[Given problem] Copy out the entries below precisely; nothing is to be omitted.

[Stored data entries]

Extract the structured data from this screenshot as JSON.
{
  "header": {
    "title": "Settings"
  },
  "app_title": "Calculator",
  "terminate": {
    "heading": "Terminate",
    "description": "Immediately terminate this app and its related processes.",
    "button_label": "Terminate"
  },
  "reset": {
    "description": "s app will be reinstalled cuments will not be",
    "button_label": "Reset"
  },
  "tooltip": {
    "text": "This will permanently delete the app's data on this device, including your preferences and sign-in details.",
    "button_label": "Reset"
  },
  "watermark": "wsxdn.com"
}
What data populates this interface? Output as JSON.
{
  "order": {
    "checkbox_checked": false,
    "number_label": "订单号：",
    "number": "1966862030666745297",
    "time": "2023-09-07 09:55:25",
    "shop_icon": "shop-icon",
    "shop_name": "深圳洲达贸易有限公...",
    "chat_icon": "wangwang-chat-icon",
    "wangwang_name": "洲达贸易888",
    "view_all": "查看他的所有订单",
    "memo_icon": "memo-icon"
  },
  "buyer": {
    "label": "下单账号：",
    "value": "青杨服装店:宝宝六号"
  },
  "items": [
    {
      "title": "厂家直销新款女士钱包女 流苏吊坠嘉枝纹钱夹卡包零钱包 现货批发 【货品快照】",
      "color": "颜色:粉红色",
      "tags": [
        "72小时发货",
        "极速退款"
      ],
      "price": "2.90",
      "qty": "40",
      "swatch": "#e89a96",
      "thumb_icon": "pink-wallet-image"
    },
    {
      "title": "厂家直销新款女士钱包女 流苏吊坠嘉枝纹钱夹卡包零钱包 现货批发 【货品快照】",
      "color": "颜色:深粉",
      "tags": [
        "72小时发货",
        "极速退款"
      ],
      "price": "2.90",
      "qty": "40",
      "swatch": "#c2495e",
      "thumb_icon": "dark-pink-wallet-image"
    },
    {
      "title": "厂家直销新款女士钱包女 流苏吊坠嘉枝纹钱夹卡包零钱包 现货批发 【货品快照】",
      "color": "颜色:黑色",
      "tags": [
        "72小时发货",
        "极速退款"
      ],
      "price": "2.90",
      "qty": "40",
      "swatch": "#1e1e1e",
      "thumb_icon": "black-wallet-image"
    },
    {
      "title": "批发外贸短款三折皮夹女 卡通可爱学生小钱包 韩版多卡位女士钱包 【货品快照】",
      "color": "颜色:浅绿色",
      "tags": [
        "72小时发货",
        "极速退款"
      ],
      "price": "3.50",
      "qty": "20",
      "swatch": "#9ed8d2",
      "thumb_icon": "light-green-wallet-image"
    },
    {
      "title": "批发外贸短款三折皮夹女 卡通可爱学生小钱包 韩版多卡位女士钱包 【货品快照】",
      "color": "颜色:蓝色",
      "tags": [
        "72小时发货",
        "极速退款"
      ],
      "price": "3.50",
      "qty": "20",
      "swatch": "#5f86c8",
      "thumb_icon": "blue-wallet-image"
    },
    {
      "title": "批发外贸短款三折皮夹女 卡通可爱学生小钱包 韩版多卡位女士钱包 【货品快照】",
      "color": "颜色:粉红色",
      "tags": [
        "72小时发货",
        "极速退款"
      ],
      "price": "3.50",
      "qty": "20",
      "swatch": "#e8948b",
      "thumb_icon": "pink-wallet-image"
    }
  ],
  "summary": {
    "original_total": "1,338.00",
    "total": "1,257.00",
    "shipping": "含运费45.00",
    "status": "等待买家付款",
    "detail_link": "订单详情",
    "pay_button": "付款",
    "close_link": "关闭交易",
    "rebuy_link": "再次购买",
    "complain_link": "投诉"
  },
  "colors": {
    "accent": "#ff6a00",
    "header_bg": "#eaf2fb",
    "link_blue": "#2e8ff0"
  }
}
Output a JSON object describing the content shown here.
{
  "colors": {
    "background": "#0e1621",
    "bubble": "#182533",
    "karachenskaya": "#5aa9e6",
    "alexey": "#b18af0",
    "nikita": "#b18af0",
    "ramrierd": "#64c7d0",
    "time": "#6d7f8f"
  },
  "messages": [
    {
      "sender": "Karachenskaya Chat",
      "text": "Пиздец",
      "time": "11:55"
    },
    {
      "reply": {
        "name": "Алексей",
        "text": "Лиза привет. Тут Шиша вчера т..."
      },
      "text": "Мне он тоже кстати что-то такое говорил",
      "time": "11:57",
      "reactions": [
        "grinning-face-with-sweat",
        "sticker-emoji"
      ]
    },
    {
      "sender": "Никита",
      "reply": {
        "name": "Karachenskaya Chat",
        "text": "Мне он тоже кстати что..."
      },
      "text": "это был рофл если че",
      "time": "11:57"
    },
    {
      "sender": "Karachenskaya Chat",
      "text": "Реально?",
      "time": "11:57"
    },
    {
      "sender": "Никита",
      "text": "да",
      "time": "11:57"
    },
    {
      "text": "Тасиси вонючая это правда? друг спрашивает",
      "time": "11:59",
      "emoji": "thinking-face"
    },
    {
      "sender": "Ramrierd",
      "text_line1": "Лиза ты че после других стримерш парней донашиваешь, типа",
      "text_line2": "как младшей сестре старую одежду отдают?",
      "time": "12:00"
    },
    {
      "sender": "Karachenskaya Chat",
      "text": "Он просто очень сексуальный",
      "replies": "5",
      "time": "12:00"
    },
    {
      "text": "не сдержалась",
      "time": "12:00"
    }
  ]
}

[Exercise solution]
Extract the structured data from this screenshot as JSON.
{
  "header": {
    "title": "Settings"
  },
  "app_title": "Calculator",
  "terminate": {
    "heading": "Terminate",
    "description": "Immediately terminate this app and its related processes.",
    "button_label": "Terminate"
  },
  "reset": {
    "description": "s app will be reinstalled cuments will not be",
    "button_label": "Reset"
  },
  "tooltip": {
    "text": "This will permanently delete the app's data on this device, including your preferences and sign-in details.",
    "button_label": "Reset"
  },
  "watermark": "wsxdn.com"
}
What data populates this interface? Output as JSON.
{
  "order": {
    "checkbox_checked": false,
    "number_label": "订单号：",
    "number": "1966862030666745297",
    "time": "2023-09-07 09:55:25",
    "shop_icon": "shop-icon",
    "shop_name": "深圳洲达贸易有限公...",
    "chat_icon": "wangwang-chat-icon",
    "wangwang_name": "洲达贸易888",
    "view_all": "查看他的所有订单",
    "memo_icon": "memo-icon"
  },
  "buyer": {
    "label": "下单账号：",
    "value": "青杨服装店:宝宝六号"
  },
  "items": [
    {
      "title": "厂家直销新款女士钱包女 流苏吊坠嘉枝纹钱夹卡包零钱包 现货批发 【货品快照】",
      "color": "颜色:粉红色",
      "tags": [
        "72小时发货",
        "极速退款"
      ],
      "price": "2.90",
      "qty": "40",
      "swatch": "#e89a96",
      "thumb_icon": "pink-wallet-image"
    },
    {
      "title": "厂家直销新款女士钱包女 流苏吊坠嘉枝纹钱夹卡包零钱包 现货批发 【货品快照】",
      "color": "颜色:深粉",
      "tags": [
        "72小时发货",
        "极速退款"
      ],
      "price": "2.90",
      "qty": "40",
      "swatch": "#c2495e",
      "thumb_icon": "dark-pink-wallet-image"
    },
    {
      "title": "厂家直销新款女士钱包女 流苏吊坠嘉枝纹钱夹卡包零钱包 现货批发 【货品快照】",
      "color": "颜色:黑色",
      "tags": [
        "72小时发货",
        "极速退款"
      ],
      "price": "2.90",
      "qty": "40",
      "swatch": "#1e1e1e",
      "thumb_icon": "black-wallet-image"
    },
    {
      "title": "批发外贸短款三折皮夹女 卡通可爱学生小钱包 韩版多卡位女士钱包 【货品快照】",
      "color": "颜色:浅绿色",
      "tags": [
        "72小时发货",
        "极速退款"
      ],
      "price": "3.50",
      "qty": "20",
      "swatch": "#9ed8d2",
      "thumb_icon": "light-green-wallet-image"
    },
    {
      "title": "批发外贸短款三折皮夹女 卡通可爱学生小钱包 韩版多卡位女士钱包 【货品快照】",
      "color": "颜色:蓝色",
      "tags": [
        "72小时发货",
        "极速退款"
      ],
      "price": "3.50",
      "qty": "20",
      "swatch": "#5f86c8",
      "thumb_icon": "blue-wallet-image"
    },
    {
      "title": "批发外贸短款三折皮夹女 卡通可爱学生小钱包 韩版多卡位女士钱包 【货品快照】",
      "color": "颜色:粉红色",
      "tags": [
        "72小时发货",
        "极速退款"
      ],
      "price": "3.50",
      "qty": "20",
      "swatch": "#e8948b",
      "thumb_icon": "pink-wallet-image"
    }
  ],
  "summary": {
    "original_total": "1,338.00",
    "total": "1,257.00",
    "shipping": "含运费45.00",
    "status": "等待买家付款",
    "detail_link": "订单详情",
    "pay_button": "付款",
    "close_link": "关闭交易",
    "rebuy_link": "再次购买",
    "complain_link": "投诉"
  },
  "colors": {
    "accent": "#ff6a00",
    "header_bg": "#eaf2fb",
    "link_blue": "#2e8ff0"
  }
}
Output a JSON object describing the content shown here.
{
  "colors": {
    "background": "#0e1621",
    "bubble": "#182533",
    "karachenskaya": "#5aa9e6",
    "alexey": "#b18af0",
    "nikita": "#b18af0",
    "ramrierd": "#64c7d0",
    "time": "#6d7f8f"
  },
  "messages": [
    {
      "sender": "Karachenskaya Chat",
      "text": "Пиздец",
      "time": "11:55"
    },
    {
      "reply": {
        "name": "Алексей",
        "text": "Лиза привет. Тут Шиша вчера т..."
      },
      "text": "Мне он тоже кстати что-то такое говорил",
      "time": "11:57",
      "reactions": [
        "grinning-face-with-sweat",
        "sticker-emoji"
      ]
    },
    {
      "sender": "Никита",
      "reply": {
        "name": "Karachenskaya Chat",
        "text": "Мне он тоже кстати что..."
      },
      "text": "это был рофл если че",
      "time": "11:57"
    },
    {
      "sender": "Karachenskaya Chat",
      "text": "Реально?",
      "time": "11:57"
    },
    {
      "sender": "Никита",
      "text": "да",
      "time": "11:57"
    },
    {
      "text": "Тасиси вонючая это правда? друг спрашивает",
      "time": "11:59",
      "emoji": "thinking-face"
    },
    {
      "sender": "Ramrierd",
      "text_line1": "Лиза ты че после других стримерш парней донашиваешь, типа",
      "text_line2": "как младшей сестре старую одежду отдают?",
      "time": "12:00"
    },
    {
      "sender": "Karachenskaya Chat",
      "text": "Он просто очень сексуальный",
      "replies": "5",
      "time": "12:00"
    },
    {
      "text": "не сдержалась",
      "time": "12:00"
    }
  ]
}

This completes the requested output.